[取り組む課題] 文禄堤についての文章を、一字一句変えずに全文書き写しなさい。

[文書の一節]
★ ★ ★ ★ ★ ★ ★

文禄堤

文禄堤は、大阪府守口市にある。

文禄堤は、文禄3年(1594)に伏見城を築いた豊臣秀吉が、京都と大坂を最短距離で結び、かつ、降雨量が多いときなどにも使用可能な陸路が必要となったことから、
毛利輝元、小早川隆景、吉川広家の三家に淀川の改修を命じて文禄5年(1596)に完成させ、堤の上に京街道(大坂街道)を通した。

築造当初の堤の長さは、現在の枚方市から大阪市長柄までの約27kmと伝わっており、堤防上の道は、京へ向かうときは京街道、大坂へ向かうときは大坂街道と呼ばれた。
しかしながら、淀川の改修や市街化の進展により、その大部分は姿を消し、現在では守口市のみで、かつての面影をしのぶことができる堤(約720m)が保存されている。

江戸時代に、京街道(大坂街道)は、東海道(江戸日本橋から大坂高麗橋)の一部となり、守口には東海道五十七次(品川宿から守口宿)の最後の宿場である守口宿が置かれた。
守口宿は東海道と奈良街道(清滝街道・守口街道)の分岐点で、問屋場、本陣が設けられたほか、多くの旅籠や茶屋が立ち並び賑わったとされ、当時の面影は現在もこの文禄堤上の街並みに残されている。

守口宿には他の宿場と同様に「高札場」が設けられ、幕府が定めた御法度や掟などを墨書きした木版が掲げられていた。当時の高札場は、現在の国道一号線八島交差点付近に設けられていたが、現在はその姿を消している。
文禄堤の街道沿いには、再建された高札場が設けられている。

★ ★ ★ ★ ★ ★ ★

[分析用データ]
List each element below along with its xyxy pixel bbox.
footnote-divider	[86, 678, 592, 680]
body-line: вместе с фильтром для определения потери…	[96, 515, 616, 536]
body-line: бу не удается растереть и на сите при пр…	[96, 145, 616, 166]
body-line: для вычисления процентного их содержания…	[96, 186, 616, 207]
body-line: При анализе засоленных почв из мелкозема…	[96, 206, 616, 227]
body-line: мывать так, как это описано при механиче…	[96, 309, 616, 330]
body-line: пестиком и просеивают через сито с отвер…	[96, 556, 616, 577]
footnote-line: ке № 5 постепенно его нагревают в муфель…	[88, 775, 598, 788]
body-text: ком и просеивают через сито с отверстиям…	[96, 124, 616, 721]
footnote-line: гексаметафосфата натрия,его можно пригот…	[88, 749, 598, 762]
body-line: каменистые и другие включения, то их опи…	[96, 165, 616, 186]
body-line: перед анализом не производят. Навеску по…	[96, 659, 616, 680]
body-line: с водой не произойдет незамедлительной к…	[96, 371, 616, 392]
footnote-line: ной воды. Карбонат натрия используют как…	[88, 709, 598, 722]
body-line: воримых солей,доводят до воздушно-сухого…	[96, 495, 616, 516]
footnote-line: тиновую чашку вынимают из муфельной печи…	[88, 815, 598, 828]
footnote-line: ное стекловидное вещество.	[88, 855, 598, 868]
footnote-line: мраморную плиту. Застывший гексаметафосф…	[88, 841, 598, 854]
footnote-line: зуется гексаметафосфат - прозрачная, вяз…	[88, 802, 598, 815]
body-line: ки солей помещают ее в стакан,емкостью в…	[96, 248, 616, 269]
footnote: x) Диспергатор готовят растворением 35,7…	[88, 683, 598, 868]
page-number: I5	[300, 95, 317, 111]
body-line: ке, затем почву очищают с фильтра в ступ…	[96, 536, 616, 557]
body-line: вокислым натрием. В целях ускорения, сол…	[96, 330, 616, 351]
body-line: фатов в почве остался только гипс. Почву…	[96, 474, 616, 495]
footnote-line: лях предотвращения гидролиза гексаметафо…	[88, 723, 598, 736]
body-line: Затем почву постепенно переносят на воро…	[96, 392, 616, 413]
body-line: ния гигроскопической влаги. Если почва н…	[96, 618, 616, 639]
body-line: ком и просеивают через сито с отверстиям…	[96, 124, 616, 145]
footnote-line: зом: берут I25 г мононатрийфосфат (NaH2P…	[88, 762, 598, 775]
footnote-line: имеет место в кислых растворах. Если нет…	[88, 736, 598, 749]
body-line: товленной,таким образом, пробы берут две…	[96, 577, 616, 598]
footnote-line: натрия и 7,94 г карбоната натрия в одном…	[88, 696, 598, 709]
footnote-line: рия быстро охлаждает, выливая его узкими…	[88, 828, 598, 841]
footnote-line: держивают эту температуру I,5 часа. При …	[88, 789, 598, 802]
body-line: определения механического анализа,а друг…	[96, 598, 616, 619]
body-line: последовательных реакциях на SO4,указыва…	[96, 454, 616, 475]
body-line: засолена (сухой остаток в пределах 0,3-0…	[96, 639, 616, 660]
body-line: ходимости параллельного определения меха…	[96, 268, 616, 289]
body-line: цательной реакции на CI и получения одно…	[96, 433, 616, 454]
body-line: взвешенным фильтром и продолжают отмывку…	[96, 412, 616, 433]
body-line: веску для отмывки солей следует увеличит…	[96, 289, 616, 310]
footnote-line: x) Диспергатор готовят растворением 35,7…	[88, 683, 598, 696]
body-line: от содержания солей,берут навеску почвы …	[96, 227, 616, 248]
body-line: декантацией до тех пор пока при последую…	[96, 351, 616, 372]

★ ★ ★ ★ ★ ★ ★

[演習の結果]
文禄堤

文禄堤は、大阪府守口市にある。

文禄堤は、文禄3年(1594)に伏見城を築いた豊臣秀吉が、京都と大坂を最短距離で結び、かつ、降雨量が多いときなどにも使用可能な陸路が必要となったことから、
毛利輝元、小早川隆景、吉川広家の三家に淀川の改修を命じて文禄5年(1596)に完成させ、堤の上に京街道(大坂街道)を通した。

築造当初の堤の長さは、現在の枚方市から大阪市長柄までの約27kmと伝わっており、堤防上の道は、京へ向かうときは京街道、大坂へ向かうときは大坂街道と呼ばれた。
しかしながら、淀川の改修や市街化の進展により、その大部分は姿を消し、現在では守口市のみで、かつての面影をしのぶことができる堤(約720m)が保存されている。

江戸時代に、京街道(大坂街道)は、東海道(江戸日本橋から大坂高麗橋)の一部となり、守口には東海道五十七次(品川宿から守口宿)の最後の宿場である守口宿が置かれた。
守口宿は東海道と奈良街道(清滝街道・守口街道)の分岐点で、問屋場、本陣が設けられたほか、多くの旅籠や茶屋が立ち並び賑わったとされ、当時の面影は現在もこの文禄堤上の街並みに残されている。

守口宿には他の宿場と同様に「高札場」が設けられ、幕府が定めた御法度や掟などを墨書きした木版が掲げられていた。当時の高札場は、現在の国道一号線八島交差点付近に設けられていたが、現在はその姿を消している。
文禄堤の街道沿いには、再建された高札場が設けられている。